Exercise aim
Look through the data for the string "Reset". Copy every line where it is found.
╭─ Provided records
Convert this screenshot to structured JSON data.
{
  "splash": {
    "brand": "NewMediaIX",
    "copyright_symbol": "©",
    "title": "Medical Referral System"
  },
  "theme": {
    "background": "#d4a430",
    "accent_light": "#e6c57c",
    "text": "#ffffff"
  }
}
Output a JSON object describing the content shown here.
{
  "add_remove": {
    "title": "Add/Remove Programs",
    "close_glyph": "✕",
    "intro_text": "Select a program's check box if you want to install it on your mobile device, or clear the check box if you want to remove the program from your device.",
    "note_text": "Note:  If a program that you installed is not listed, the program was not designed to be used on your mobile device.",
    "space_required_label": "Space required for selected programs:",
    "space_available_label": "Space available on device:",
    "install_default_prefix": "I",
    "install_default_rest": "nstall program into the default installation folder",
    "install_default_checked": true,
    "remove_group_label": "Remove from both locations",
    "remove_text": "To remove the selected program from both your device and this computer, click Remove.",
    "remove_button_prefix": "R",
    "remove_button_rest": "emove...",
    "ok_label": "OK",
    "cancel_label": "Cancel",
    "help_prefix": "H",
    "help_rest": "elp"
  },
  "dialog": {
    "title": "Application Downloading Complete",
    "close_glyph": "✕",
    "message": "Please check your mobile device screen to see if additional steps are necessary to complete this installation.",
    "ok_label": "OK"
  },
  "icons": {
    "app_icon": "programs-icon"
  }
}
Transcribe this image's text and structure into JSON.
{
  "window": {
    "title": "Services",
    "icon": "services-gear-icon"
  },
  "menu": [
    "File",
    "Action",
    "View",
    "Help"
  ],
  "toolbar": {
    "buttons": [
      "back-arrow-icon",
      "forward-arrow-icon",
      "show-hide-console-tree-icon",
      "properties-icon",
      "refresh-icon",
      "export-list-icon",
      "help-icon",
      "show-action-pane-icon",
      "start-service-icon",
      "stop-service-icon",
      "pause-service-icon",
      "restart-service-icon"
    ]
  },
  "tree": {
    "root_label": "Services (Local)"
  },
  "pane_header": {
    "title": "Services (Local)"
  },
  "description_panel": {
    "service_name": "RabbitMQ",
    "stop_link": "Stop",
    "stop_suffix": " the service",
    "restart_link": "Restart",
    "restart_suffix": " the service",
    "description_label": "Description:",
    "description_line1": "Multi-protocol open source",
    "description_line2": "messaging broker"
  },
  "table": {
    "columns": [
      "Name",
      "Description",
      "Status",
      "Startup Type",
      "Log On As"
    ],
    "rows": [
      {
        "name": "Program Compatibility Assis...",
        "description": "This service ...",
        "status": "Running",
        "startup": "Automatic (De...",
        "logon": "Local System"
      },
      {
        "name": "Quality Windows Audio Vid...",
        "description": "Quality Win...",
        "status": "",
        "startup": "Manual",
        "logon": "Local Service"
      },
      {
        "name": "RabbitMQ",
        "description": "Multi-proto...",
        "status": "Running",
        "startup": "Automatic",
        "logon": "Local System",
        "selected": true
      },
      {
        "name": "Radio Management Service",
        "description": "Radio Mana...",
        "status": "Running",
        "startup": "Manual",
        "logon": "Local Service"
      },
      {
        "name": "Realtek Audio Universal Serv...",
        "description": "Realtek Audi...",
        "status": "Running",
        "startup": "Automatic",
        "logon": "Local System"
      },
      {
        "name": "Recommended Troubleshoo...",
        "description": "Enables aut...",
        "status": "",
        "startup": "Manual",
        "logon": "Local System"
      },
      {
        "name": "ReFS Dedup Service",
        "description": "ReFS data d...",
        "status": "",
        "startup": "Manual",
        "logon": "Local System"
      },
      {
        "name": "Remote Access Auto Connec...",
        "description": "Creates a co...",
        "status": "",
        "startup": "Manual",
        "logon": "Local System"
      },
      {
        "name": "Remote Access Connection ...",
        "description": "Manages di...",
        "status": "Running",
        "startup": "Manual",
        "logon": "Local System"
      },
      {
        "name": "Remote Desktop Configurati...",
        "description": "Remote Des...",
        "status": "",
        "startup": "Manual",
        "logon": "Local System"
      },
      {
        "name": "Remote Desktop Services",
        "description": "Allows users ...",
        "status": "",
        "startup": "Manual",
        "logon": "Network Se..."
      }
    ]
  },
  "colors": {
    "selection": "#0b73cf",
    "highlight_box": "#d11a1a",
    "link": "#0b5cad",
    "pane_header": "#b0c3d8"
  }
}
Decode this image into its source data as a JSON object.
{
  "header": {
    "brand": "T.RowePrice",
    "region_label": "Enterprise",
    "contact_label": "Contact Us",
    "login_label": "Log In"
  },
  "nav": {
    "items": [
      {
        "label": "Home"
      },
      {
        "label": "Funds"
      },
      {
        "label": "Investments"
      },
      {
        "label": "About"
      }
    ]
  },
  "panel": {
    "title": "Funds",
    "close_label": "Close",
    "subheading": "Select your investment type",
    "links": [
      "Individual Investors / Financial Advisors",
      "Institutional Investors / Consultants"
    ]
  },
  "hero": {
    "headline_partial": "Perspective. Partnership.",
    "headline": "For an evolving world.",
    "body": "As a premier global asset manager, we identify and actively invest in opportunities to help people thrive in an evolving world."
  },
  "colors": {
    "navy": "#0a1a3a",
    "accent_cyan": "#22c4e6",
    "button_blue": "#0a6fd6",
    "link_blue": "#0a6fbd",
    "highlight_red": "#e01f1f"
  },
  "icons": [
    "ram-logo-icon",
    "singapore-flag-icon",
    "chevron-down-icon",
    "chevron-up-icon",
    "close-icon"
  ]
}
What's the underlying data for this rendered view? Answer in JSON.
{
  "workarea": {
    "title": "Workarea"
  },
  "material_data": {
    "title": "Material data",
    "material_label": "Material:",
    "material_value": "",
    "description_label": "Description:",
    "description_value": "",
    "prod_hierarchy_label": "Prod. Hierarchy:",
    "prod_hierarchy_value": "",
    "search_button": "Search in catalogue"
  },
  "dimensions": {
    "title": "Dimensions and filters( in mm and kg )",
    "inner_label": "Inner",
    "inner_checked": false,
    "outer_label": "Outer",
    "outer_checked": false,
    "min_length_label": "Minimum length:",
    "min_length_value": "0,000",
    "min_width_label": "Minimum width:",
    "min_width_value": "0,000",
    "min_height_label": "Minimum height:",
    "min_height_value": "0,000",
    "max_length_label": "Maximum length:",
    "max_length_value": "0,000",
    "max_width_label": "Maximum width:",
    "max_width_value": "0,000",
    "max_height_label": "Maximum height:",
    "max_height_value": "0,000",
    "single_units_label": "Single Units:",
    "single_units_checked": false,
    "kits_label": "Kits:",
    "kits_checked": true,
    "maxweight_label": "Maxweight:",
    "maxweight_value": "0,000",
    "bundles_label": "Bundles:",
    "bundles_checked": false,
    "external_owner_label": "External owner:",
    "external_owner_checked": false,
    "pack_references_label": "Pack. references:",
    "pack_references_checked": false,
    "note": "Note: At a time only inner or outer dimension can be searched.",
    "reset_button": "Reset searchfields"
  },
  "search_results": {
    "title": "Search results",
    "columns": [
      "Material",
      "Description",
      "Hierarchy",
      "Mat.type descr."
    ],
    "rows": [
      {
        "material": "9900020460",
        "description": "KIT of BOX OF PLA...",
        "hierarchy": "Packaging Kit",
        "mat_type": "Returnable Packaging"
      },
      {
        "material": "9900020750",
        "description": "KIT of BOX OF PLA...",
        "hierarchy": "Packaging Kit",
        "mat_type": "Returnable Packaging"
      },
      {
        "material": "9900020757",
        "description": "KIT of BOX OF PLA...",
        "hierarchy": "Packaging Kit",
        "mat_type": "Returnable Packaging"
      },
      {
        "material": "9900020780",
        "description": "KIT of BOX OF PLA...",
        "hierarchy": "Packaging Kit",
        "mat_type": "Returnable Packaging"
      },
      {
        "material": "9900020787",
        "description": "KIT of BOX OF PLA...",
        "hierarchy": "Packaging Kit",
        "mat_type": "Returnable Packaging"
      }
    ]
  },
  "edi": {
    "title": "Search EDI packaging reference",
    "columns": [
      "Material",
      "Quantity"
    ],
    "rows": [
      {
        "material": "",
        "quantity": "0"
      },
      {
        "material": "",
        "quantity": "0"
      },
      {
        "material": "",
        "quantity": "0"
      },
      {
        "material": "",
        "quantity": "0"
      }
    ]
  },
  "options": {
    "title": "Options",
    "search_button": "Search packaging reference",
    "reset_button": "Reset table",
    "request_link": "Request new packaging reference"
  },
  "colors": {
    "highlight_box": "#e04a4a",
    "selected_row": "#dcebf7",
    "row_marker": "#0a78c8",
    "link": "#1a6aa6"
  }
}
╰─
Result for this exercise
    "reset_button": "Reset searchfields"
    "reset_button": "Reset table",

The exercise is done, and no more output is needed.